» **Work to do**
Every record should be written out exactly, please.

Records
· · ·
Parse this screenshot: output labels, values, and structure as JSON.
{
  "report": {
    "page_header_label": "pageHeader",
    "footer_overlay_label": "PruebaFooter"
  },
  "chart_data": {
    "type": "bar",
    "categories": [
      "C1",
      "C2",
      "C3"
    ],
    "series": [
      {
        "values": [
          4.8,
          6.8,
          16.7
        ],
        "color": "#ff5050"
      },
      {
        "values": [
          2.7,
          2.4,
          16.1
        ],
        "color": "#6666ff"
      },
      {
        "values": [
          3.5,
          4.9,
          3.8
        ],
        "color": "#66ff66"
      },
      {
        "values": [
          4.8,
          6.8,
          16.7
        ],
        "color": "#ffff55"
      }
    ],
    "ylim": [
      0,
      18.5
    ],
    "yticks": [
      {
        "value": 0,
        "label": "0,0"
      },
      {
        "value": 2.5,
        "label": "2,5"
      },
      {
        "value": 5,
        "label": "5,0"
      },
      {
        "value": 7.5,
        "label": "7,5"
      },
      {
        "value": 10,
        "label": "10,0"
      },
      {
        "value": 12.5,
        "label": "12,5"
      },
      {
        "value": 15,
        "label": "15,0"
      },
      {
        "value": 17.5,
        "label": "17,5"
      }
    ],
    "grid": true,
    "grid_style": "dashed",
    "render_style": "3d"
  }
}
· · ·
» **The completed task**
Parse this screenshot: output labels, values, and structure as JSON.
{
  "report": {
    "page_header_label": "pageHeader",
    "footer_overlay_label": "PruebaFooter"
  },
  "chart_data": {
    "type": "bar",
    "categories": [
      "C1",
      "C2",
      "C3"
    ],
    "series": [
      {
        "values": [
          4.8,
          6.8,
          16.7
        ],
        "color": "#ff5050"
      },
      {
        "values": [
          2.7,
          2.4,
          16.1
        ],
        "color": "#6666ff"
      },
      {
        "values": [
          3.5,
          4.9,
          3.8
        ],
        "color": "#66ff66"
      },
      {
        "values": [
          4.8,
          6.8,
          16.7
        ],
        "color": "#ffff55"
      }
    ],
    "ylim": [
      0,
      18.5
    ],
    "yticks": [
      {
        "value": 0,
        "label": "0,0"
      },
      {
        "value": 2.5,
        "label": "2,5"
      },
      {
        "value": 5,
        "label": "5,0"
      },
      {
        "value": 7.5,
        "label": "7,5"
      },
      {
        "value": 10,
        "label": "10,0"
      },
      {
        "value": 12.5,
        "label": "12,5"
      },
      {
        "value": 15,
        "label": "15,0"
      },
      {
        "value": 17.5,
        "label": "17,5"
      }
    ],
    "grid": true,
    "grid_style": "dashed",
    "render_style": "3d"
  }
}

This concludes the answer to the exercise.